*GOAL OF THE EXERCISE*. Reproduce each of the following items verbatim, changing no character.

*INPUT MATERIAL*.

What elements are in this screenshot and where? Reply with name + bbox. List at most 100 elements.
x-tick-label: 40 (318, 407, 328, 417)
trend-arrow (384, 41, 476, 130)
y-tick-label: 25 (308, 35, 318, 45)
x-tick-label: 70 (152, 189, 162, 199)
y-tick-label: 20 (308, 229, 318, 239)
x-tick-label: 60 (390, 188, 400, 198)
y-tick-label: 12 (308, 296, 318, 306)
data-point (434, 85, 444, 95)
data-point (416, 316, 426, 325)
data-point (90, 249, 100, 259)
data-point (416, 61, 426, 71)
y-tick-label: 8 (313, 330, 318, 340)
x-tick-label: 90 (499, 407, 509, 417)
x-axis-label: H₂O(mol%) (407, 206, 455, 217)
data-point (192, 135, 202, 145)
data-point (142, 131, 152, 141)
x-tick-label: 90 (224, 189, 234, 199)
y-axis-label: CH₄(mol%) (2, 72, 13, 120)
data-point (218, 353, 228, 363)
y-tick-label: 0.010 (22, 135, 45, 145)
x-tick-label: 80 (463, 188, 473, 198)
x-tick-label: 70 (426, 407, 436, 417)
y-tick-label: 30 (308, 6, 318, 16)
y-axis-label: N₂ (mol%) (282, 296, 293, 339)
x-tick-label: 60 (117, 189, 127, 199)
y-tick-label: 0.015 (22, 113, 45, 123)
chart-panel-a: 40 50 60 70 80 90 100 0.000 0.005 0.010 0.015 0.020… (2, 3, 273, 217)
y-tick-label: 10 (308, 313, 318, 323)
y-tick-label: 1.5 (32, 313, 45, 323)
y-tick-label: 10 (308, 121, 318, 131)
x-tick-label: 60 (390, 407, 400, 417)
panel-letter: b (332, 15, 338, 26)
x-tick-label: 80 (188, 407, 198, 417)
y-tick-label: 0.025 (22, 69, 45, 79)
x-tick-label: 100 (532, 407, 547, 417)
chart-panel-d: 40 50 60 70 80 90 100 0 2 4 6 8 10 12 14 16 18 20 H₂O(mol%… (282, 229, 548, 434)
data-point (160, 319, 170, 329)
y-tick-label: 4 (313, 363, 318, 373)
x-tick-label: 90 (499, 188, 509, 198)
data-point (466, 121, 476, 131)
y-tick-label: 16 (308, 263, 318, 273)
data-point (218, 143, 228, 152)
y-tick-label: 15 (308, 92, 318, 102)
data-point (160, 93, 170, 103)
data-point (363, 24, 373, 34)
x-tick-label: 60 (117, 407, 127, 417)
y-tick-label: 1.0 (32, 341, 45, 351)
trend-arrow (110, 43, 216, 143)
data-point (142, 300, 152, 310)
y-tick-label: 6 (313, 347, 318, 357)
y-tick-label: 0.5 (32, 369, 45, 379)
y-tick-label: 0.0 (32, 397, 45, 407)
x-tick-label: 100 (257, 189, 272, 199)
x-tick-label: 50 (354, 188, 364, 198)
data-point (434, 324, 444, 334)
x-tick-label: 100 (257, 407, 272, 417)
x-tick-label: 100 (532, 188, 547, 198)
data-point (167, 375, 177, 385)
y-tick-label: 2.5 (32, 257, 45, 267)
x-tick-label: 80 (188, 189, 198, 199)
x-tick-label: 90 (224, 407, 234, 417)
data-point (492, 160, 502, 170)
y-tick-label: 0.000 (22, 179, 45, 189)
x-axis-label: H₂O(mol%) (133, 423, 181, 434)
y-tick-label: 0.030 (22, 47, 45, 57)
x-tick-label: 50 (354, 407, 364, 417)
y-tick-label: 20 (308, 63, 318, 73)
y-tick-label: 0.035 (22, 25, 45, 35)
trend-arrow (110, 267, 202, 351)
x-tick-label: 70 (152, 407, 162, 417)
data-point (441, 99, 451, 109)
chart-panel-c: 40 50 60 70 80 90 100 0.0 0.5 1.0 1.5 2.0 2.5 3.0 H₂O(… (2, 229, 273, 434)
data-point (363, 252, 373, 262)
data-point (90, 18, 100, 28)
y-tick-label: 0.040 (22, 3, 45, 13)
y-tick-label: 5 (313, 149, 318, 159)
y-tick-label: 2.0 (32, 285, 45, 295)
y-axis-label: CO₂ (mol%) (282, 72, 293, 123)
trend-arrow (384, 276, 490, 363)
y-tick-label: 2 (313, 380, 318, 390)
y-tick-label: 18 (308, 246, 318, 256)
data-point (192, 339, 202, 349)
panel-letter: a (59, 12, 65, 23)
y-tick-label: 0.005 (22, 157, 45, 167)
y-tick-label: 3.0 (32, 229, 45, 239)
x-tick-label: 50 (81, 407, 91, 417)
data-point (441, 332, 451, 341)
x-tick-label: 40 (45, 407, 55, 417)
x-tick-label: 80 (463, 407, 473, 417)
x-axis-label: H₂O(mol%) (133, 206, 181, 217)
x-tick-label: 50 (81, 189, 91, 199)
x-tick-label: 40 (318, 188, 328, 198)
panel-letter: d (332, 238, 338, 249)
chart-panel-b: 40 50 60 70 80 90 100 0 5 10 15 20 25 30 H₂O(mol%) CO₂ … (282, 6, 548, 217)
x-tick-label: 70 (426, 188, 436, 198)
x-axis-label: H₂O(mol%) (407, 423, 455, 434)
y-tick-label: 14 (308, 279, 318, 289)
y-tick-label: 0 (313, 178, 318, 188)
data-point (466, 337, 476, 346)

*SOLUTION FOR THIS PROBLEM*.
What elements are in this screenshot and where? Reply with name + bbox. List at most 100 elements.
x-tick-label: 40 (318, 407, 328, 417)
trend-arrow (384, 41, 476, 130)
y-tick-label: 25 (308, 35, 318, 45)
x-tick-label: 70 (152, 189, 162, 199)
y-tick-label: 20 (308, 229, 318, 239)
x-tick-label: 60 (390, 188, 400, 198)
y-tick-label: 12 (308, 296, 318, 306)
data-point (434, 85, 444, 95)
data-point (416, 316, 426, 325)
data-point (90, 249, 100, 259)
data-point (416, 61, 426, 71)
y-tick-label: 8 (313, 330, 318, 340)
x-tick-label: 90 (499, 407, 509, 417)
x-axis-label: H₂O(mol%) (407, 206, 455, 217)
data-point (192, 135, 202, 145)
data-point (142, 131, 152, 141)
x-tick-label: 90 (224, 189, 234, 199)
y-axis-label: CH₄(mol%) (2, 72, 13, 120)
data-point (218, 353, 228, 363)
y-tick-label: 0.010 (22, 135, 45, 145)
x-tick-label: 80 (463, 188, 473, 198)
x-tick-label: 70 (426, 407, 436, 417)
y-tick-label: 30 (308, 6, 318, 16)
y-axis-label: N₂ (mol%) (282, 296, 293, 339)
x-tick-label: 60 (117, 189, 127, 199)
y-tick-label: 0.015 (22, 113, 45, 123)
chart-panel-a: 40 50 60 70 80 90 100 0.000 0.005 0.010 0.015 0.020… (2, 3, 273, 217)
y-tick-label: 10 (308, 313, 318, 323)
y-tick-label: 1.5 (32, 313, 45, 323)
y-tick-label: 10 (308, 121, 318, 131)
x-tick-label: 60 (390, 407, 400, 417)
panel-letter: b (332, 15, 338, 26)
x-tick-label: 80 (188, 407, 198, 417)
y-tick-label: 0.025 (22, 69, 45, 79)
x-tick-label: 100 (532, 407, 547, 417)
chart-panel-d: 40 50 60 70 80 90 100 0 2 4 6 8 10 12 14 16 18 20 H₂O(mol%… (282, 229, 548, 434)
data-point (160, 319, 170, 329)
y-tick-label: 4 (313, 363, 318, 373)
x-tick-label: 90 (499, 188, 509, 198)
data-point (466, 121, 476, 131)
y-tick-label: 16 (308, 263, 318, 273)
data-point (218, 143, 228, 152)
y-tick-label: 15 (308, 92, 318, 102)
data-point (160, 93, 170, 103)
data-point (363, 24, 373, 34)
x-tick-label: 60 (117, 407, 127, 417)
y-tick-label: 1.0 (32, 341, 45, 351)
trend-arrow (110, 43, 216, 143)
data-point (142, 300, 152, 310)
y-tick-label: 6 (313, 347, 318, 357)
y-tick-label: 0.5 (32, 369, 45, 379)
y-tick-label: 0.0 (32, 397, 45, 407)
x-tick-label: 100 (257, 189, 272, 199)
x-tick-label: 50 (354, 188, 364, 198)
data-point (434, 324, 444, 334)
x-tick-label: 100 (257, 407, 272, 417)
x-tick-label: 100 (532, 188, 547, 198)
data-point (167, 375, 177, 385)
y-tick-label: 2.5 (32, 257, 45, 267)
x-tick-label: 80 (188, 189, 198, 199)
x-tick-label: 90 (224, 407, 234, 417)
data-point (492, 160, 502, 170)
y-tick-label: 0.000 (22, 179, 45, 189)
x-axis-label: H₂O(mol%) (133, 423, 181, 434)
y-tick-label: 0.030 (22, 47, 45, 57)
x-tick-label: 50 (354, 407, 364, 417)
y-tick-label: 20 (308, 63, 318, 73)
y-tick-label: 0.035 (22, 25, 45, 35)
trend-arrow (110, 267, 202, 351)
x-tick-label: 70 (152, 407, 162, 417)
data-point (441, 99, 451, 109)
chart-panel-c: 40 50 60 70 80 90 100 0.0 0.5 1.0 1.5 2.0 2.5 3.0 H₂O(… (2, 229, 273, 434)
data-point (363, 252, 373, 262)
data-point (90, 18, 100, 28)
y-tick-label: 0.040 (22, 3, 45, 13)
y-tick-label: 5 (313, 149, 318, 159)
y-tick-label: 2.0 (32, 285, 45, 295)
y-axis-label: CO₂ (mol%) (282, 72, 293, 123)
trend-arrow (384, 276, 490, 363)
y-tick-label: 2 (313, 380, 318, 390)
y-tick-label: 18 (308, 246, 318, 256)
data-point (192, 339, 202, 349)
panel-letter: a (59, 12, 65, 23)
y-tick-label: 0.005 (22, 157, 45, 167)
y-tick-label: 3.0 (32, 229, 45, 239)
x-tick-label: 50 (81, 407, 91, 417)
data-point (441, 332, 451, 341)
x-tick-label: 40 (45, 407, 55, 417)
x-tick-label: 80 (463, 407, 473, 417)
x-axis-label: H₂O(mol%) (133, 206, 181, 217)
x-tick-label: 50 (81, 189, 91, 199)
x-tick-label: 40 (318, 188, 328, 198)
panel-letter: d (332, 238, 338, 249)
chart-panel-b: 40 50 60 70 80 90 100 0 5 10 15 20 25 30 H₂O(mol%) CO₂ … (282, 6, 548, 217)
x-tick-label: 70 (426, 188, 436, 198)
x-axis-label: H₂O(mol%) (407, 423, 455, 434)
y-tick-label: 14 (308, 279, 318, 289)
y-tick-label: 0 (313, 178, 318, 188)
data-point (466, 337, 476, 346)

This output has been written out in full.